• [What to work on]: The records below need retyping in full; give them again exactly.

---- Stored rows

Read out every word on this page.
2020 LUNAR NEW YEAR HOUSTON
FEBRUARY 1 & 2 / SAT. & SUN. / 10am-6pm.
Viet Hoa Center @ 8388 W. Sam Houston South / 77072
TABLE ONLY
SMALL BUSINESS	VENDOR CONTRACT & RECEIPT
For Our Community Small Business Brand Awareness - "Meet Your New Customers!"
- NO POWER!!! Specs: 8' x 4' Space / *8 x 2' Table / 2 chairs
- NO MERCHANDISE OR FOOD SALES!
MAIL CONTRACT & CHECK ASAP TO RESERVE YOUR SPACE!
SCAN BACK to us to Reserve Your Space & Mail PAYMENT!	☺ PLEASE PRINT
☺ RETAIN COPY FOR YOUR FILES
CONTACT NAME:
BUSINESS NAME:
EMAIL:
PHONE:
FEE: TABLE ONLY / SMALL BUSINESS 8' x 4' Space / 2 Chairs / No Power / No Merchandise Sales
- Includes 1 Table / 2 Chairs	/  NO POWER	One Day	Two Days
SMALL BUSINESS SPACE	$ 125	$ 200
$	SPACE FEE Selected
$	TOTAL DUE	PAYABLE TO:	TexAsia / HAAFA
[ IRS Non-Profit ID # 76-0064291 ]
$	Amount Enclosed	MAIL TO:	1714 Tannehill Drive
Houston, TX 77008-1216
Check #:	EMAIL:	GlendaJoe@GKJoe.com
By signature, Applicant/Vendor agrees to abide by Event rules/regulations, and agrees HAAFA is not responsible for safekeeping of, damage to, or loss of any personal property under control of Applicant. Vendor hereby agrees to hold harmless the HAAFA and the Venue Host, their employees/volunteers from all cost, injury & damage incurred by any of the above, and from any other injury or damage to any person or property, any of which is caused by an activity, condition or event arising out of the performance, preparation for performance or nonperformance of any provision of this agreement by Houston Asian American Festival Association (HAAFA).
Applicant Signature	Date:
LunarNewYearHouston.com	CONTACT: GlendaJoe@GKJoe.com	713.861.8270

--------

• [The result]:
Read out every word on this page.
2020 LUNAR NEW YEAR HOUSTON
FEBRUARY 1 & 2 / SAT. & SUN. / 10am-6pm.
Viet Hoa Center @ 8388 W. Sam Houston South / 77072
TABLE ONLY
SMALL BUSINESS	VENDOR CONTRACT & RECEIPT
For Our Community Small Business Brand Awareness - "Meet Your New Customers!"
- NO POWER!!! Specs: 8' x 4' Space / *8 x 2' Table / 2 chairs
- NO MERCHANDISE OR FOOD SALES!
MAIL CONTRACT & CHECK ASAP TO RESERVE YOUR SPACE!
SCAN BACK to us to Reserve Your Space & Mail PAYMENT!	☺ PLEASE PRINT
☺ RETAIN COPY FOR YOUR FILES
CONTACT NAME:
BUSINESS NAME:
EMAIL:
PHONE:
FEE: TABLE ONLY / SMALL BUSINESS 8' x 4' Space / 2 Chairs / No Power / No Merchandise Sales
- Includes 1 Table / 2 Chairs	/  NO POWER	One Day	Two Days
SMALL BUSINESS SPACE	$ 125	$ 200
$	SPACE FEE Selected
$	TOTAL DUE	PAYABLE TO:	TexAsia / HAAFA
[ IRS Non-Profit ID # 76-0064291 ]
$	Amount Enclosed	MAIL TO:	1714 Tannehill Drive
Houston, TX 77008-1216
Check #:	EMAIL:	GlendaJoe@GKJoe.com
By signature, Applicant/Vendor agrees to abide by Event rules/regulations, and agrees HAAFA is not responsible for safekeeping of, damage to, or loss of any personal property under control of Applicant. Vendor hereby agrees to hold harmless the HAAFA and the Venue Host, their employees/volunteers from all cost, injury & damage incurred by any of the above, and from any other injury or damage to any person or property, any of which is caused by an activity, condition or event arising out of the performance, preparation for performance or nonperformance of any provision of this agreement by Houston Asian American Festival Association (HAAFA).
Applicant Signature	Date:
LunarNewYearHouston.com	CONTACT: GlendaJoe@GKJoe.com	713.861.8270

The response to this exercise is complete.